> [Records for this task]
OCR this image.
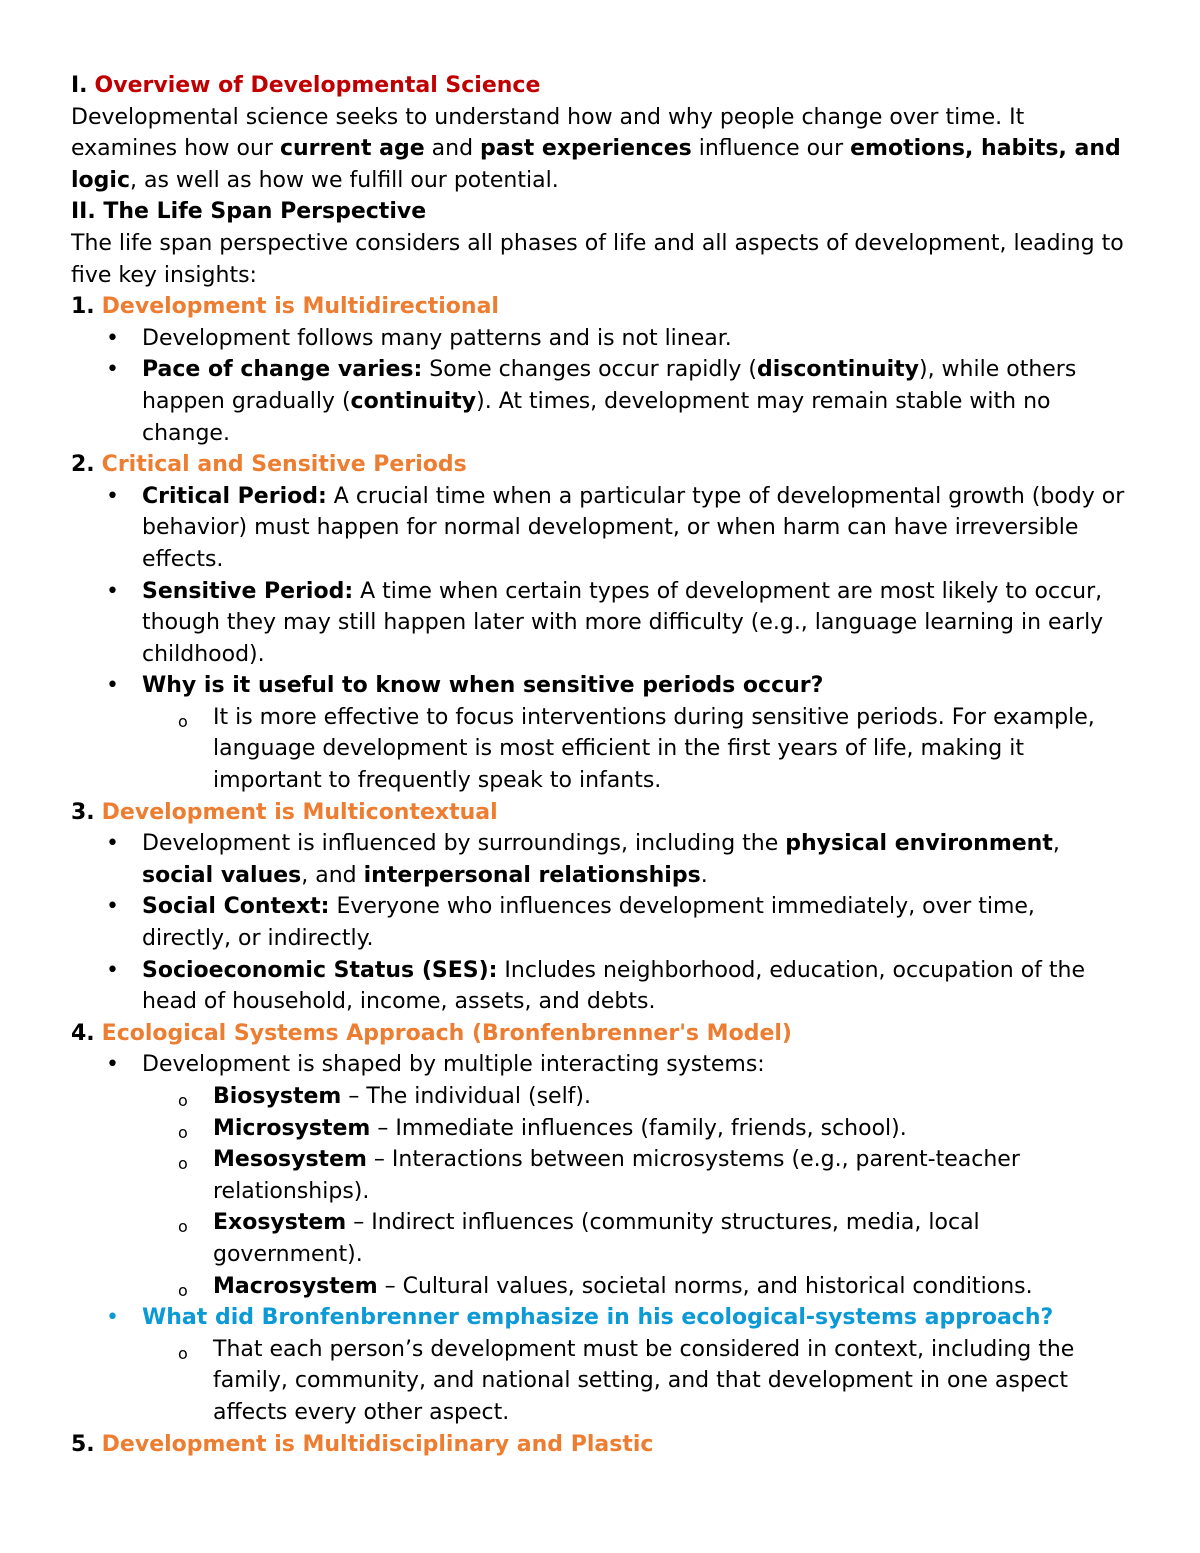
I. Overview of Developmental Science

Developmental science seeks to understand how and why people change over time. It examines how our current age and past experiences influence our emotions, habits, and logic, as well as how we fulfill our potential.

II. The Life Span Perspective

The life span perspective considers all phases of life and all aspects of development, leading to five key insights:

1. Development is Multidirectional

• Development follows many patterns and is not linear.
• Pace of change varies: Some changes occur rapidly (discontinuity), while others happen gradually (continuity). At times, development may remain stable with no change.

2. Critical and Sensitive Periods

• Critical Period: A crucial time when a particular type of developmental growth (body or behavior) must happen for normal development, or when harm can have irreversible effects.
• Sensitive Period: A time when certain types of development are most likely to occur, though they may still happen later with more difficulty (e.g., language learning in early childhood).
• Why is it useful to know when sensitive periods occur?
o It is more effective to focus interventions during sensitive periods. For example, language development is most efficient in the first years of life, making it important to frequently speak to infants.

3. Development is Multicontextual

• Development is influenced by surroundings, including the physical environment, social values, and interpersonal relationships.
• Social Context: Everyone who influences development immediately, over time, directly, or indirectly.
• Socioeconomic Status (SES): Includes neighborhood, education, occupation of the head of household, income, assets, and debts.

4. Ecological Systems Approach (Bronfenbrenner's Model)

• Development is shaped by multiple interacting systems:
o Biosystem – The individual (self).
o Microsystem – Immediate influences (family, friends, school).
o Mesosystem – Interactions between microsystems (e.g., parent-teacher relationships).
o Exosystem – Indirect influences (community structures, media, local government).
o Macrosystem – Cultural values, societal norms, and historical conditions.
• What did Bronfenbrenner emphasize in his ecological-systems approach?
o That each person’s development must be considered in context, including the family, community, and national setting, and that development in one aspect affects every other aspect.

5. Development is Multidisciplinary and Plastic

> [The exercise]
Go over the records above and tally the lines with the word "when" in them. Give the number alone.

> [Response to the exercise]
3